* [What the task requires]: Copy each line below in which the string "structured" occurs.

::: Given records :::

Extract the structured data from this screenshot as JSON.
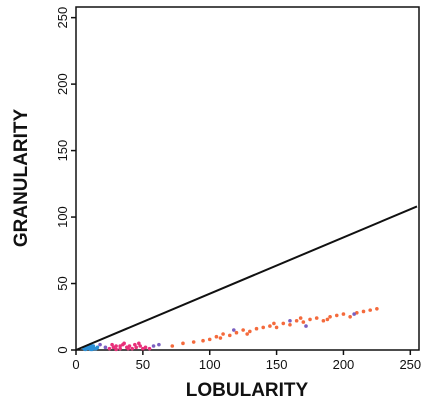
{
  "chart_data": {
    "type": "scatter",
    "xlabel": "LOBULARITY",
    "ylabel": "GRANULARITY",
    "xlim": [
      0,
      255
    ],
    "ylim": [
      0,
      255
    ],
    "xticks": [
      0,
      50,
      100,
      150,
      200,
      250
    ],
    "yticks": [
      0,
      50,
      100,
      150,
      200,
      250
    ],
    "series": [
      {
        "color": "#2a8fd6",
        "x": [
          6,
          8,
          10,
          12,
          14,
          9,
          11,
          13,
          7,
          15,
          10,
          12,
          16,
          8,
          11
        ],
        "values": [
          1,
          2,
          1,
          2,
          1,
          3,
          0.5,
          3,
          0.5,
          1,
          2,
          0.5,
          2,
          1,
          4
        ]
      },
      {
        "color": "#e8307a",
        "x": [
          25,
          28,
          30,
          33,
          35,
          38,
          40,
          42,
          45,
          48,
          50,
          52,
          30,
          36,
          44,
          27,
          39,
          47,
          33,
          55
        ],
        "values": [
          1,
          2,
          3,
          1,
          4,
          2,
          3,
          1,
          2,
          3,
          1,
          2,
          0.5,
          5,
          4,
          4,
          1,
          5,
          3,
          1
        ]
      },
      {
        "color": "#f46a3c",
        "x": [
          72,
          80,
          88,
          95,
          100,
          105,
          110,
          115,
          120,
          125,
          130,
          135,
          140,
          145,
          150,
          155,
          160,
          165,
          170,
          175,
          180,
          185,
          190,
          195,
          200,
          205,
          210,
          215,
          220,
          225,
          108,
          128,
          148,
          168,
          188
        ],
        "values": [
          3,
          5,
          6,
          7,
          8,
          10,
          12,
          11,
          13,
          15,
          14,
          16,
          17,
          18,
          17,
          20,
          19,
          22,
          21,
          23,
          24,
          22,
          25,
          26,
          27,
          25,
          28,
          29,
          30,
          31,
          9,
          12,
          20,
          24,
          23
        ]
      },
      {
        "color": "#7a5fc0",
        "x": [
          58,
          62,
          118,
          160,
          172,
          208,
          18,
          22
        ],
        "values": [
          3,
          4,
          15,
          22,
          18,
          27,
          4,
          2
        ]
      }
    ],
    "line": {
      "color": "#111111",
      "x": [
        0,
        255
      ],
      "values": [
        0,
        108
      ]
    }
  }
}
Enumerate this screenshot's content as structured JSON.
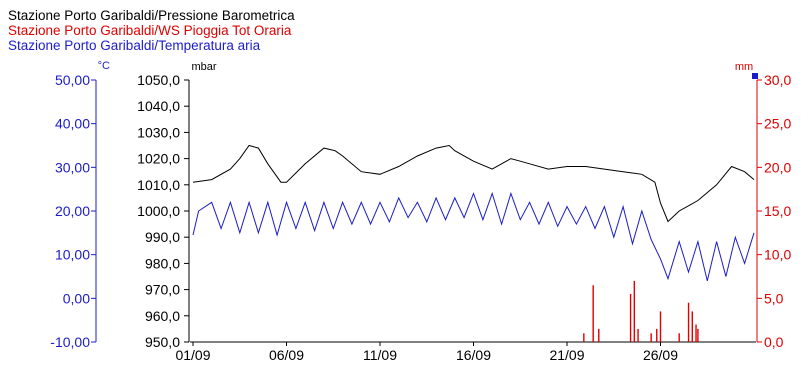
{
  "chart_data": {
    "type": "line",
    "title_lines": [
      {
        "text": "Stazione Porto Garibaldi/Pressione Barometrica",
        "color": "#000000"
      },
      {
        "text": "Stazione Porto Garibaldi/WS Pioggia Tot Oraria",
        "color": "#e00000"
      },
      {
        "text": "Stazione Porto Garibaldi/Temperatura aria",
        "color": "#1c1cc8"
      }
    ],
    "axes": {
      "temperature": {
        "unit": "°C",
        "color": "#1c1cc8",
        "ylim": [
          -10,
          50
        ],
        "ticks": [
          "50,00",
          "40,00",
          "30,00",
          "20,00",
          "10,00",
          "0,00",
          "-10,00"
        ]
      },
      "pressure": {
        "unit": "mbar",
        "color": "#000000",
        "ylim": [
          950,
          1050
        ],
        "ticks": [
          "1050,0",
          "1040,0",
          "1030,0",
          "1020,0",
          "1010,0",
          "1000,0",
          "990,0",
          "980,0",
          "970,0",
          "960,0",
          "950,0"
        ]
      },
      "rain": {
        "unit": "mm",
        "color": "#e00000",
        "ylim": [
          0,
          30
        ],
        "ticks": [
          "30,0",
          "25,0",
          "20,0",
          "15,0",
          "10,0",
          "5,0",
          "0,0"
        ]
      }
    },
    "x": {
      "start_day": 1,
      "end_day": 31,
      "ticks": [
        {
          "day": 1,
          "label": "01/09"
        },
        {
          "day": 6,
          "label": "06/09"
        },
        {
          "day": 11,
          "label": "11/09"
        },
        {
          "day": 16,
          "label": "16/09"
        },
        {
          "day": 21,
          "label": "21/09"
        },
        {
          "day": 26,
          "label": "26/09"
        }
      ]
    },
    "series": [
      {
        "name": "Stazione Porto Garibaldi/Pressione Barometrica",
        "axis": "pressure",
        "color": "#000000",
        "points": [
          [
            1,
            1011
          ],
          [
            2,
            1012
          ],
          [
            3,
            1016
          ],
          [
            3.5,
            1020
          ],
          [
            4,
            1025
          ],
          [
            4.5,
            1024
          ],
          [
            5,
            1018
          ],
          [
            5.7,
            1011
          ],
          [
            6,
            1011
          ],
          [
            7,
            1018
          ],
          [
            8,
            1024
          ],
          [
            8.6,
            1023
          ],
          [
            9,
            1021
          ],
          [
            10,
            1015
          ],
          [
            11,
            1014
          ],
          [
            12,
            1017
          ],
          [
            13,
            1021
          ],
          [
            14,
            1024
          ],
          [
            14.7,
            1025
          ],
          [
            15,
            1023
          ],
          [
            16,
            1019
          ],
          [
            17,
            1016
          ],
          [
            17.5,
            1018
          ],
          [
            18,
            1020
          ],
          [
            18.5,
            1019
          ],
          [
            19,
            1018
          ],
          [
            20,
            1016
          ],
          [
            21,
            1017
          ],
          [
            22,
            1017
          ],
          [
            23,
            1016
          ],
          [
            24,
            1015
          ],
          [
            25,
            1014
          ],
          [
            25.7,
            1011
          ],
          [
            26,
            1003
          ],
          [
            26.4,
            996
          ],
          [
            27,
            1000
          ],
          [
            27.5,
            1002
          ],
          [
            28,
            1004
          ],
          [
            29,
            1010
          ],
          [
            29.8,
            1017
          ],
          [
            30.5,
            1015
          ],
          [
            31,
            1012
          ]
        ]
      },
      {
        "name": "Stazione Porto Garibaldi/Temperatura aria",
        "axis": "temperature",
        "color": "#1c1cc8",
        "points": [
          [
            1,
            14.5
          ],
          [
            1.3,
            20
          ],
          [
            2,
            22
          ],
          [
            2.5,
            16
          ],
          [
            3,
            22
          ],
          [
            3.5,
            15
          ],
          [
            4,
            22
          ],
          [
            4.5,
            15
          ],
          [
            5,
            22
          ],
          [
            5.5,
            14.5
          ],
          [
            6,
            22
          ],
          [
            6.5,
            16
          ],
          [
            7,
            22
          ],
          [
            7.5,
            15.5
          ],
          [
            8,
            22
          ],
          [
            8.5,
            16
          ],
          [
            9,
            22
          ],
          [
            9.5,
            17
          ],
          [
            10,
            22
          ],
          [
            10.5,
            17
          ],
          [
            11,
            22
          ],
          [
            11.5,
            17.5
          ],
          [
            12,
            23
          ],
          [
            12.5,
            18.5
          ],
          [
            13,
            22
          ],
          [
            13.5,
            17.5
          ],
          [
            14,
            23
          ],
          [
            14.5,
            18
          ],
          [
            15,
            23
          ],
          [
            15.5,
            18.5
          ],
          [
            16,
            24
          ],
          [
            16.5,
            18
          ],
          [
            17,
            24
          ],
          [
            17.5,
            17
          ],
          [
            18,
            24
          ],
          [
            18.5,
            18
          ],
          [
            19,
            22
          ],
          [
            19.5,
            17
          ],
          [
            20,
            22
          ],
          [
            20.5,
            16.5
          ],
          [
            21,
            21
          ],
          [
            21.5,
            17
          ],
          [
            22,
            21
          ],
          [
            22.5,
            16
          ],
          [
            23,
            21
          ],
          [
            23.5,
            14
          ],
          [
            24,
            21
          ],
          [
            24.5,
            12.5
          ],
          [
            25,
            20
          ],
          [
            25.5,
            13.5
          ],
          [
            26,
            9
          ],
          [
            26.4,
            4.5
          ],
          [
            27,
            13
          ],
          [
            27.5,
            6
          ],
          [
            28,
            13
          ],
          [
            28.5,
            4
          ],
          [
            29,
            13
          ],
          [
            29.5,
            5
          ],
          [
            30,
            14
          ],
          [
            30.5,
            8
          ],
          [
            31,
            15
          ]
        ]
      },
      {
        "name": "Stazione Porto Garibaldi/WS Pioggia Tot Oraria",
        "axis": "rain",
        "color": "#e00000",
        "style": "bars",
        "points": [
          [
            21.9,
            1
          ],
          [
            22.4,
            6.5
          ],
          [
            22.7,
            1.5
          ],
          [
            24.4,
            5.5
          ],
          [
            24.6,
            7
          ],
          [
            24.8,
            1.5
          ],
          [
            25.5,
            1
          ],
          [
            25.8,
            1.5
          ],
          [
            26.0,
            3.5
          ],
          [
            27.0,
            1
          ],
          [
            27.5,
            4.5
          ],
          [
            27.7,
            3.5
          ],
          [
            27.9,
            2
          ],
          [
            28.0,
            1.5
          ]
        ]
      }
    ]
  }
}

:::
::: Given records :::

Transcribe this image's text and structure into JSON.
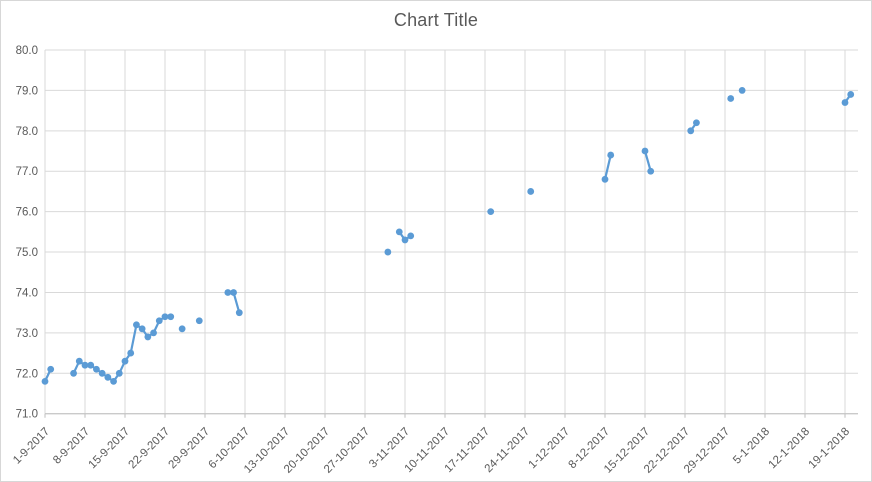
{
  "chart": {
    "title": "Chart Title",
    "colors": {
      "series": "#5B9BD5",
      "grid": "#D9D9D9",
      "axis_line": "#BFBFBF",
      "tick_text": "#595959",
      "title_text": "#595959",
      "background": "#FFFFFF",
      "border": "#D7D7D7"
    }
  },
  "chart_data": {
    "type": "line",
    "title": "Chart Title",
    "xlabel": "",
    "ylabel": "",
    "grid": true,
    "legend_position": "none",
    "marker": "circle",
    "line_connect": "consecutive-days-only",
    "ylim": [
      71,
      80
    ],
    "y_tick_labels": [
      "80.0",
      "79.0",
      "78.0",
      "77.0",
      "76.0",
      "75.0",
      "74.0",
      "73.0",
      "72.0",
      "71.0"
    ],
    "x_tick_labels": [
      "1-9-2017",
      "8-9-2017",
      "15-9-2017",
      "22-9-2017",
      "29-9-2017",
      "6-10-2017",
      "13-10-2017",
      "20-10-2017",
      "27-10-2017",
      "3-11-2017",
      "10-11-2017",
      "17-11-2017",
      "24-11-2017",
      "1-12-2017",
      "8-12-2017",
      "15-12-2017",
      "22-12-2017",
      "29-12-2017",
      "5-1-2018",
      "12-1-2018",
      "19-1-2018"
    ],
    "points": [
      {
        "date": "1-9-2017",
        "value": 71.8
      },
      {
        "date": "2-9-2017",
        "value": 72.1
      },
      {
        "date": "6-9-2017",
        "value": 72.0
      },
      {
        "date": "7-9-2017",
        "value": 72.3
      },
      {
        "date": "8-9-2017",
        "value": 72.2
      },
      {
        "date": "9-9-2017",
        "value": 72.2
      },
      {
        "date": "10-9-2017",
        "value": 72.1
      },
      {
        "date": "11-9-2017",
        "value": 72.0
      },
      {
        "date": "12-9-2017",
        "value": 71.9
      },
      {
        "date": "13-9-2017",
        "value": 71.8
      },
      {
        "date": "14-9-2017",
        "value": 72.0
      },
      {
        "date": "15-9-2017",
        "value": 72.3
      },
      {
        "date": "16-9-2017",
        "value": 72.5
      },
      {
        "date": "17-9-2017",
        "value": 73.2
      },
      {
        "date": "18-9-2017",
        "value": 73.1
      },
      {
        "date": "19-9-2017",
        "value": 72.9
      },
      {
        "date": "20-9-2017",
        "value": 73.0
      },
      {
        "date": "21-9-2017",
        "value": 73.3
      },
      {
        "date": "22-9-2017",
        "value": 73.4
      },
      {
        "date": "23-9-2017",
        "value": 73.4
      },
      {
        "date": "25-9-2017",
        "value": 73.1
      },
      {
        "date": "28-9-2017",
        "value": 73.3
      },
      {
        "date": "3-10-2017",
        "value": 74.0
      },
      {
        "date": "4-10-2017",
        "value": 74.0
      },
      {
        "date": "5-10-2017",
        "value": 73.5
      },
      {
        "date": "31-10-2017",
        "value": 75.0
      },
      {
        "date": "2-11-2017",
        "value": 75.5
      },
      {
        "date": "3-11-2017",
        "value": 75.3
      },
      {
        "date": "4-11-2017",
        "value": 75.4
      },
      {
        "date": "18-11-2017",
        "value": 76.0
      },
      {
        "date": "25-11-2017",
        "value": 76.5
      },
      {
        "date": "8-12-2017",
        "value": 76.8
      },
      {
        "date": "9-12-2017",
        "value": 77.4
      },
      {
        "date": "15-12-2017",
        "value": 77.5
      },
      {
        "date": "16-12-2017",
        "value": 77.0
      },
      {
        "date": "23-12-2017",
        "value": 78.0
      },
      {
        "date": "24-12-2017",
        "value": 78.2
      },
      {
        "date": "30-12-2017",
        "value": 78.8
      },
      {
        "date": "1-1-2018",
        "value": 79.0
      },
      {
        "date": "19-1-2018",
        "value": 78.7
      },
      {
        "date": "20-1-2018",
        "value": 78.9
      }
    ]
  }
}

:::

* [Output for this task]:
Extract the structured data from this screenshot as JSON.
Enumerate this screenshot's content as structured JSON.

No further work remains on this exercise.